(Stored entries)

___

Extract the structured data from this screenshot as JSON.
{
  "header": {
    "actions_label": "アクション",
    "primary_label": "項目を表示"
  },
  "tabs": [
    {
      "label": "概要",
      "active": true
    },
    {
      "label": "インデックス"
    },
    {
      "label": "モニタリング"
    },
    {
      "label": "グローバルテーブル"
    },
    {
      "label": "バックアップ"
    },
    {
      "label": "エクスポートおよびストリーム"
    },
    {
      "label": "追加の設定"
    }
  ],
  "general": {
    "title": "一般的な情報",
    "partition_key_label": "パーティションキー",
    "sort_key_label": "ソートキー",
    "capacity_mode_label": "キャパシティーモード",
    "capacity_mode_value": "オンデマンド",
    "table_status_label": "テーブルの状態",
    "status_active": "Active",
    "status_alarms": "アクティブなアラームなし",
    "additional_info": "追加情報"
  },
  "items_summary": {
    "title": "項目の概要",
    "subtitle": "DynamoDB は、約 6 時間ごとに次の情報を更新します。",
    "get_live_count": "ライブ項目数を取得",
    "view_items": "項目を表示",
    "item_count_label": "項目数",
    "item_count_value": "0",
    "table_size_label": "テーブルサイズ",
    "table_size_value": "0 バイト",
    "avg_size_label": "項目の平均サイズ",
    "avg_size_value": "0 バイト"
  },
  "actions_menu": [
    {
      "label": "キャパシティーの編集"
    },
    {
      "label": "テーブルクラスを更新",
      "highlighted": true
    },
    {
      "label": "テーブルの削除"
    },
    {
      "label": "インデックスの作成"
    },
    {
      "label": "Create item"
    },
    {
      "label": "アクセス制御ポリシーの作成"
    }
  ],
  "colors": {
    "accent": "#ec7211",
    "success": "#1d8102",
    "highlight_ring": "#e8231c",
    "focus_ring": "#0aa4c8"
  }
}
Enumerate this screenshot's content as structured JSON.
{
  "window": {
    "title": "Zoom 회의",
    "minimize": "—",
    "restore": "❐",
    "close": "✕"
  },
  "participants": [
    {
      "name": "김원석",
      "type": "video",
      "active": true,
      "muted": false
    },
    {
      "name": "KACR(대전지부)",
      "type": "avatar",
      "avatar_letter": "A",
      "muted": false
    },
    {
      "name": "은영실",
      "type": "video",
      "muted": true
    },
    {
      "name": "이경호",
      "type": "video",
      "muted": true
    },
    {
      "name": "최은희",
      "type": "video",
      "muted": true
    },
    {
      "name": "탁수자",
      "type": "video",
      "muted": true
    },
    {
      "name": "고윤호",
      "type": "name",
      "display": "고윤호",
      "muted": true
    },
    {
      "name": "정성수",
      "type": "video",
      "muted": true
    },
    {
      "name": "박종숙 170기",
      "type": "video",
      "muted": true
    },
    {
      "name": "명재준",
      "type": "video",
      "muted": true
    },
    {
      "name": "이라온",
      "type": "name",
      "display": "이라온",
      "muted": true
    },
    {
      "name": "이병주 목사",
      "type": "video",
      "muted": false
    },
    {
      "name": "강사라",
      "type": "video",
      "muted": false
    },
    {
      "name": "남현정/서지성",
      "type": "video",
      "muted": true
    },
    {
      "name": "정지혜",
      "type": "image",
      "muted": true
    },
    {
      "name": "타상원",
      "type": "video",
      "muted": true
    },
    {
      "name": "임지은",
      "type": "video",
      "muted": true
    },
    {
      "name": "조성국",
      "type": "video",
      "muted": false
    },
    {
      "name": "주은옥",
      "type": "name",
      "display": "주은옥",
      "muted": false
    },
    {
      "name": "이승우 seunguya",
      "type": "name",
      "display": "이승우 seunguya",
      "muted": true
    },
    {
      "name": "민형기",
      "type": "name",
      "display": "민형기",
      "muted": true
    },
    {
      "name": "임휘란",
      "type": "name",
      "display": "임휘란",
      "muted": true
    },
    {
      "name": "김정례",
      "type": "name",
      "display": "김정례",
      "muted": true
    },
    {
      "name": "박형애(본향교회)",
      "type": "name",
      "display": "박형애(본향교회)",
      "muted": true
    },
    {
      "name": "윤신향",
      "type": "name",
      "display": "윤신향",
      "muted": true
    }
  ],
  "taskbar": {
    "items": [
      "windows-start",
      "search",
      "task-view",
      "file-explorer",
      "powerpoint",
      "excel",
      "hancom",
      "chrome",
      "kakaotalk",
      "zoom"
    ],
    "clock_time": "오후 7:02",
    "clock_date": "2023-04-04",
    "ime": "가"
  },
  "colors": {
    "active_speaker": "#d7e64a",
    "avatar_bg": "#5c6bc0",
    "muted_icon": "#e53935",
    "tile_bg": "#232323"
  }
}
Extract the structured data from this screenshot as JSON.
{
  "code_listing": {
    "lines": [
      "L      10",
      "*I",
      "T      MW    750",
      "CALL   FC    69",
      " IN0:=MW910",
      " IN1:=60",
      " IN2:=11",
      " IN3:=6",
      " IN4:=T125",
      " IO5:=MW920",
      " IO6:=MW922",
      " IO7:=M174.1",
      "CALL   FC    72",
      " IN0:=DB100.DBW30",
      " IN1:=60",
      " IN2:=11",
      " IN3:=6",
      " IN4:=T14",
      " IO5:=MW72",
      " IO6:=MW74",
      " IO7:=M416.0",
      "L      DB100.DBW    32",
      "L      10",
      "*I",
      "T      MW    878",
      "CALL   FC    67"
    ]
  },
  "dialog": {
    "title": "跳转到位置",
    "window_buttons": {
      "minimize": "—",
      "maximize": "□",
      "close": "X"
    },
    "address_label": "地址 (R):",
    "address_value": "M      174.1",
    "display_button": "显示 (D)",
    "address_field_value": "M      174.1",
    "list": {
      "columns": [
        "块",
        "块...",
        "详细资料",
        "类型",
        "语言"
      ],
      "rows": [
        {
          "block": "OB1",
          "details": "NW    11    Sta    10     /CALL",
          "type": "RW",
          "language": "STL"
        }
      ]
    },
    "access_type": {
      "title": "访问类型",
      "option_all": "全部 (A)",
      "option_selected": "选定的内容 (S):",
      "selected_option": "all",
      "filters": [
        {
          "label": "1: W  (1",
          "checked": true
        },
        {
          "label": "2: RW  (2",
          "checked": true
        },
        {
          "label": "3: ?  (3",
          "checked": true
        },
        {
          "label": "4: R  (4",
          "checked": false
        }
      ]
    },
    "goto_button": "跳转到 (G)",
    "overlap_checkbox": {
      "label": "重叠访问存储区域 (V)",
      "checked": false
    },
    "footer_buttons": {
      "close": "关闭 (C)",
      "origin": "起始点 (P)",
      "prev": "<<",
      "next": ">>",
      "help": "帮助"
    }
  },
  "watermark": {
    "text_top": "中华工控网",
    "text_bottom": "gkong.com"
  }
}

___

- Your objective
Copy all data exactly, start to finish.

- Exercise solution
Extract the structured data from this screenshot as JSON.
{
  "header": {
    "actions_label": "アクション",
    "primary_label": "項目を表示"
  },
  "tabs": [
    {
      "label": "概要",
      "active": true
    },
    {
      "label": "インデックス"
    },
    {
      "label": "モニタリング"
    },
    {
      "label": "グローバルテーブル"
    },
    {
      "label": "バックアップ"
    },
    {
      "label": "エクスポートおよびストリーム"
    },
    {
      "label": "追加の設定"
    }
  ],
  "general": {
    "title": "一般的な情報",
    "partition_key_label": "パーティションキー",
    "sort_key_label": "ソートキー",
    "capacity_mode_label": "キャパシティーモード",
    "capacity_mode_value": "オンデマンド",
    "table_status_label": "テーブルの状態",
    "status_active": "Active",
    "status_alarms": "アクティブなアラームなし",
    "additional_info": "追加情報"
  },
  "items_summary": {
    "title": "項目の概要",
    "subtitle": "DynamoDB は、約 6 時間ごとに次の情報を更新します。",
    "get_live_count": "ライブ項目数を取得",
    "view_items": "項目を表示",
    "item_count_label": "項目数",
    "item_count_value": "0",
    "table_size_label": "テーブルサイズ",
    "table_size_value": "0 バイト",
    "avg_size_label": "項目の平均サイズ",
    "avg_size_value": "0 バイト"
  },
  "actions_menu": [
    {
      "label": "キャパシティーの編集"
    },
    {
      "label": "テーブルクラスを更新",
      "highlighted": true
    },
    {
      "label": "テーブルの削除"
    },
    {
      "label": "インデックスの作成"
    },
    {
      "label": "Create item"
    },
    {
      "label": "アクセス制御ポリシーの作成"
    }
  ],
  "colors": {
    "accent": "#ec7211",
    "success": "#1d8102",
    "highlight_ring": "#e8231c",
    "focus_ring": "#0aa4c8"
  }
}
Enumerate this screenshot's content as structured JSON.
{
  "window": {
    "title": "Zoom 회의",
    "minimize": "—",
    "restore": "❐",
    "close": "✕"
  },
  "participants": [
    {
      "name": "김원석",
      "type": "video",
      "active": true,
      "muted": false
    },
    {
      "name": "KACR(대전지부)",
      "type": "avatar",
      "avatar_letter": "A",
      "muted": false
    },
    {
      "name": "은영실",
      "type": "video",
      "muted": true
    },
    {
      "name": "이경호",
      "type": "video",
      "muted": true
    },
    {
      "name": "최은희",
      "type": "video",
      "muted": true
    },
    {
      "name": "탁수자",
      "type": "video",
      "muted": true
    },
    {
      "name": "고윤호",
      "type": "name",
      "display": "고윤호",
      "muted": true
    },
    {
      "name": "정성수",
      "type": "video",
      "muted": true
    },
    {
      "name": "박종숙 170기",
      "type": "video",
      "muted": true
    },
    {
      "name": "명재준",
      "type": "video",
      "muted": true
    },
    {
      "name": "이라온",
      "type": "name",
      "display": "이라온",
      "muted": true
    },
    {
      "name": "이병주 목사",
      "type": "video",
      "muted": false
    },
    {
      "name": "강사라",
      "type": "video",
      "muted": false
    },
    {
      "name": "남현정/서지성",
      "type": "video",
      "muted": true
    },
    {
      "name": "정지혜",
      "type": "image",
      "muted": true
    },
    {
      "name": "타상원",
      "type": "video",
      "muted": true
    },
    {
      "name": "임지은",
      "type": "video",
      "muted": true
    },
    {
      "name": "조성국",
      "type": "video",
      "muted": false
    },
    {
      "name": "주은옥",
      "type": "name",
      "display": "주은옥",
      "muted": false
    },
    {
      "name": "이승우 seunguya",
      "type": "name",
      "display": "이승우 seunguya",
      "muted": true
    },
    {
      "name": "민형기",
      "type": "name",
      "display": "민형기",
      "muted": true
    },
    {
      "name": "임휘란",
      "type": "name",
      "display": "임휘란",
      "muted": true
    },
    {
      "name": "김정례",
      "type": "name",
      "display": "김정례",
      "muted": true
    },
    {
      "name": "박형애(본향교회)",
      "type": "name",
      "display": "박형애(본향교회)",
      "muted": true
    },
    {
      "name": "윤신향",
      "type": "name",
      "display": "윤신향",
      "muted": true
    }
  ],
  "taskbar": {
    "items": [
      "windows-start",
      "search",
      "task-view",
      "file-explorer",
      "powerpoint",
      "excel",
      "hancom",
      "chrome",
      "kakaotalk",
      "zoom"
    ],
    "clock_time": "오후 7:02",
    "clock_date": "2023-04-04",
    "ime": "가"
  },
  "colors": {
    "active_speaker": "#d7e64a",
    "avatar_bg": "#5c6bc0",
    "muted_icon": "#e53935",
    "tile_bg": "#232323"
  }
}
Extract the structured data from this screenshot as JSON.
{
  "code_listing": {
    "lines": [
      "L      10",
      "*I",
      "T      MW    750",
      "CALL   FC    69",
      " IN0:=MW910",
      " IN1:=60",
      " IN2:=11",
      " IN3:=6",
      " IN4:=T125",
      " IO5:=MW920",
      " IO6:=MW922",
      " IO7:=M174.1",
      "CALL   FC    72",
      " IN0:=DB100.DBW30",
      " IN1:=60",
      " IN2:=11",
      " IN3:=6",
      " IN4:=T14",
      " IO5:=MW72",
      " IO6:=MW74",
      " IO7:=M416.0",
      "L      DB100.DBW    32",
      "L      10",
      "*I",
      "T      MW    878",
      "CALL   FC    67"
    ]
  },
  "dialog": {
    "title": "跳转到位置",
    "window_buttons": {
      "minimize": "—",
      "maximize": "□",
      "close": "X"
    },
    "address_label": "地址 (R):",
    "address_value": "M      174.1",
    "display_button": "显示 (D)",
    "address_field_value": "M      174.1",
    "list": {
      "columns": [
        "块",
        "块...",
        "详细资料",
        "类型",
        "语言"
      ],
      "rows": [
        {
          "block": "OB1",
          "details": "NW    11    Sta    10     /CALL",
          "type": "RW",
          "language": "STL"
        }
      ]
    },
    "access_type": {
      "title": "访问类型",
      "option_all": "全部 (A)",
      "option_selected": "选定的内容 (S):",
      "selected_option": "all",
      "filters": [
        {
          "label": "1: W  (1",
          "checked": true
        },
        {
          "label": "2: RW  (2",
          "checked": true
        },
        {
          "label": "3: ?  (3",
          "checked": true
        },
        {
          "label": "4: R  (4",
          "checked": false
        }
      ]
    },
    "goto_button": "跳转到 (G)",
    "overlap_checkbox": {
      "label": "重叠访问存储区域 (V)",
      "checked": false
    },
    "footer_buttons": {
      "close": "关闭 (C)",
      "origin": "起始点 (P)",
      "prev": "<<",
      "next": ">>",
      "help": "帮助"
    }
  },
  "watermark": {
    "text_top": "中华工控网",
    "text_bottom": "gkong.com"
  }
}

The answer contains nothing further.